DATA FOR THIS EXERCISE:

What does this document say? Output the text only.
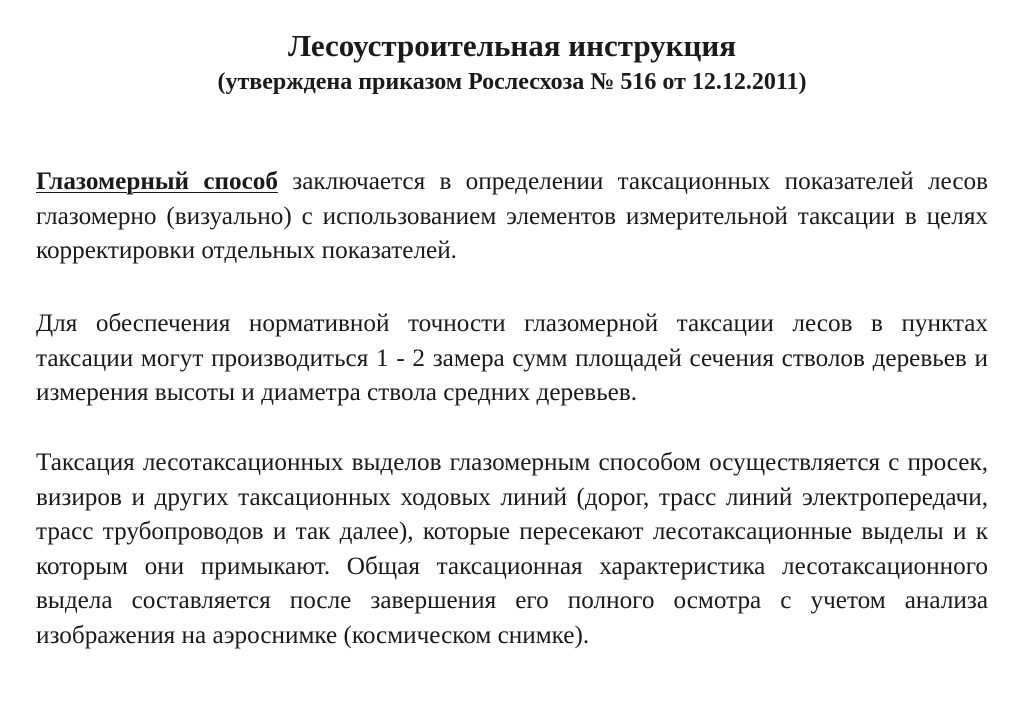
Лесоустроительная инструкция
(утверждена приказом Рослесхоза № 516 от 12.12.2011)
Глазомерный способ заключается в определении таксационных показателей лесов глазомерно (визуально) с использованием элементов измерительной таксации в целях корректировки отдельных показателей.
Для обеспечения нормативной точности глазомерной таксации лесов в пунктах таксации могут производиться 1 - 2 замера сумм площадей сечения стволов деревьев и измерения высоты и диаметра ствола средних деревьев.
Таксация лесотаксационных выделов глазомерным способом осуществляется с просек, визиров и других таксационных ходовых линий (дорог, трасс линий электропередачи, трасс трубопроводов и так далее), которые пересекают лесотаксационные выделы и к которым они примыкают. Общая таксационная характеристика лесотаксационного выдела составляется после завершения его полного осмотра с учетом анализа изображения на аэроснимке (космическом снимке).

WHAT TO PRODUCE: Restate the whole listing above exactly, except for its images.

RESPONSE TO THE EXERCISE:
What does this document say? Output the text only.
Лесоустроительная инструкция
(утверждена приказом Рослесхоза № 516 от 12.12.2011)
Глазомерный способ заключается в определении таксационных показателей лесов глазомерно (визуально) с использованием элементов измерительной таксации в целях корректировки отдельных показателей.
Для обеспечения нормативной точности глазомерной таксации лесов в пунктах таксации могут производиться 1 - 2 замера сумм площадей сечения стволов деревьев и измерения высоты и диаметра ствола средних деревьев.
Таксация лесотаксационных выделов глазомерным способом осуществляется с просек, визиров и других таксационных ходовых линий (дорог, трасс линий электропередачи, трасс трубопроводов и так далее), которые пересекают лесотаксационные выделы и к которым они примыкают. Общая таксационная характеристика лесотаксационного выдела составляется после завершения его полного осмотра с учетом анализа изображения на аэроснимке (космическом снимке).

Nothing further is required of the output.